PROVIDED PASSAGE:
■ ■ ■ ■
The Indiana girls' high school basketball tournament begins in a handful of days, so the season debut of the girls' Winless Watch list is exceptionally tardy. Better late than never - as Union (Modoc) and Rising Sun can attest! Both squads posted their first wins last weekend against fellow WW teams and have been spared the ignominy of earning a donut for the season.
(Hey, did anyone else spot an idea for a Winless Watch Traveling Trophy in that paragraph?)
Union's girls, whose counterparts on the boys team were featured in this space until the late stages of last season, appeared to be making a run for year-end honors as well - until a fortuitous quirk in scheduling that found them playing in the Muncie Burris tournament last weekend alongside WW compatriots Indianapolis Howe. (More on the Hornets in a little bit.) As predicted in an unpublished draft of this column from the first week of January, both teams lost their first-round games in the tournament and paired up in the consolation game, where the Rockets ended their season-long skid by posting a 46-31 victory over Howe. Congratulations to the girls from Modoc - third place never felt so good, did it?
Meanwhile, last Saturday's Rising Sun-Morristown game was a matchup of squads that had combined to go 0-33 for the season. (More on Morristown in a minute as well.) The Shiners of Rising Sun - I don't think the nickname denotes "black eye," does it? - dominated Morristown, posting a 51-21 win. No truth to the rumors that the parents of the Morristown girls went straight to the nearby Grand Victoria casino afterwards to lament the loss of the team's best chance for a win this year. (And what a stilted sentence that was.) Congratulations to Rising Sun!
■ ■ ■ ■
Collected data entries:

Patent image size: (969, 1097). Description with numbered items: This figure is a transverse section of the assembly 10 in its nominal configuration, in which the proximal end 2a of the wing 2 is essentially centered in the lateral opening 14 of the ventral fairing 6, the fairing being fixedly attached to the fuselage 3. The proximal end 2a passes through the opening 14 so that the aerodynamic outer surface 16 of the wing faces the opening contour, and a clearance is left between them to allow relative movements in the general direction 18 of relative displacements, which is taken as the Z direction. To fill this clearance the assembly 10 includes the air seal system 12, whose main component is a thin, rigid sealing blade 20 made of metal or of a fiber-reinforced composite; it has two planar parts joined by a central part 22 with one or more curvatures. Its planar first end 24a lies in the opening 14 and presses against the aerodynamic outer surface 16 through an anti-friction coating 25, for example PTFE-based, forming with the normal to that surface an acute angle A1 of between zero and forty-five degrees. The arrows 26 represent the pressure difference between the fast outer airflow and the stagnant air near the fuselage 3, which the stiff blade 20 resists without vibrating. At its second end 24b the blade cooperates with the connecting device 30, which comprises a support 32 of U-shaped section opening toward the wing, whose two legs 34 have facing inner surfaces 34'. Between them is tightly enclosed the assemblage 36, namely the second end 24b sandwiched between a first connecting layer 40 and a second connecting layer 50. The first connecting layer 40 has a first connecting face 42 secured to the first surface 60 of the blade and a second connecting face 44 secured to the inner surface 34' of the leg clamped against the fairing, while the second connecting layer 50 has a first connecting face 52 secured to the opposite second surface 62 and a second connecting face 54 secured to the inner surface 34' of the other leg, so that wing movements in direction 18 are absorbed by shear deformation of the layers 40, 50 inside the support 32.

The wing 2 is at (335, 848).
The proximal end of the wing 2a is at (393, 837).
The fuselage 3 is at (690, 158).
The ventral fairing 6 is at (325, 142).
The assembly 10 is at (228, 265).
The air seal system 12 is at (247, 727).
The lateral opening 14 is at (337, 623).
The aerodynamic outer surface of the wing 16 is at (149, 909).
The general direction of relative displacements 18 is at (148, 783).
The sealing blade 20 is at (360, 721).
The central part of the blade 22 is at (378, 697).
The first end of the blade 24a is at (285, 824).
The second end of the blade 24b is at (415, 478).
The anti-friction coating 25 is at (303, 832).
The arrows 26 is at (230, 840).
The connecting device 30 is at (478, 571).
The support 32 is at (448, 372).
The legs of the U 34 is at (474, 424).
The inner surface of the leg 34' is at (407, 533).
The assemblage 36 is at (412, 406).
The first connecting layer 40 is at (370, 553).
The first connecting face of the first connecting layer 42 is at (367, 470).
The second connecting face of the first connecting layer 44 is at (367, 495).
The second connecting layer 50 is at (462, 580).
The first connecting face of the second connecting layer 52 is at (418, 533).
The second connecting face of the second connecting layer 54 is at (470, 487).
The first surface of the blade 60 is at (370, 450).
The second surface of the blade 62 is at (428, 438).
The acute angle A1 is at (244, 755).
■ ■ ■ ■
SET TASK 1: Reproduce the entries without any changes, starting with their first line and ending with the line containing "The wing 2 is at (335, 848).", with both of those lines included.
SET TASK 2: Pick up the Indiana girls' basketball Winless Watch column where it ends and keep writing it.

EXERCISE ANSWER 1:
Patent image size: (969, 1097). Description with numbered items: This figure is a transverse section of the assembly 10 in its nominal configuration, in which the proximal end 2a of the wing 2 is essentially centered in the lateral opening 14 of the ventral fairing 6, the fairing being fixedly attached to the fuselage 3. The proximal end 2a passes through the opening 14 so that the aerodynamic outer surface 16 of the wing faces the opening contour, and a clearance is left between them to allow relative movements in the general direction 18 of relative displacements, which is taken as the Z direction. To fill this clearance the assembly 10 includes the air seal system 12, whose main component is a thin, rigid sealing blade 20 made of metal or of a fiber-reinforced composite; it has two planar parts joined by a central part 22 with one or more curvatures. Its planar first end 24a lies in the opening 14 and presses against the aerodynamic outer surface 16 through an anti-friction coating 25, for example PTFE-based, forming with the normal to that surface an acute angle A1 of between zero and forty-five degrees. The arrows 26 represent the pressure difference between the fast outer airflow and the stagnant air near the fuselage 3, which the stiff blade 20 resists without vibrating. At its second end 24b the blade cooperates with the connecting device 30, which comprises a support 32 of U-shaped section opening toward the wing, whose two legs 34 have facing inner surfaces 34'. Between them is tightly enclosed the assemblage 36, namely the second end 24b sandwiched between a first connecting layer 40 and a second connecting layer 50. The first connecting layer 40 has a first connecting face 42 secured to the first surface 60 of the blade and a second connecting face 44 secured to the inner surface 34' of the leg clamped against the fairing, while the second connecting layer 50 has a first connecting face 52 secured to the opposite second surface 62 and a second connecting face 54 secured to the inner surface 34' of the other leg, so that wing movements in direction 18 are absorbed by shear deformation of the layers 40, 50 inside the support 32.

The wing 2 is at (335, 848).

EXERCISE ANSWER 2:
With Union's and Rising Sun's removal from the Winless Watch list for the girls' side of the ledger, it appears that the final tally of teams to go 0-for-the-season will be around five, and with sectionals just days away, it's not looking good for most of these teams:
Special Mention: Indianapolis Tindley – This new charter school and partial member of the IHSAA is having a rocky basketball season, no matter the gender. The girls, thankfully, are playing only an 8-game schedule this season, and as such won’t be eligible for WW Team of the Year honors, but they still have managed to make a little bit of history, giving Sheridan their first win since 2003. For a real indication of Tindley’s futility so far this season, please see the current Winless Watch column spotlighting the boys.
4. South Newton – In the aforementioned "unpublished draft" of this column from January 3, I wrote:
With a couple of very winnable games left on their schedule, including 1-11 North White and 1-11 Caston, I don’t expect the Rebels to stay on this list long.
I was slightly off base on that one. The regular season came and went (North White beat the Rebels by 8; Caston won rather more handily), and South Newton is still on this list. My bad. And, with a first-round sectional game against 14-4 West Central looming next week, it's likely that the Rebels will still be on this list come my year-end WW honors report. But only as an honorable mention.
3. North Vermillion
2. Morristown
North Vermillion is most surprising on this list, but Morristown isn't that far behind. Coincidentally, these two teams are linked not only by their presence on this list, but also by their recent histories.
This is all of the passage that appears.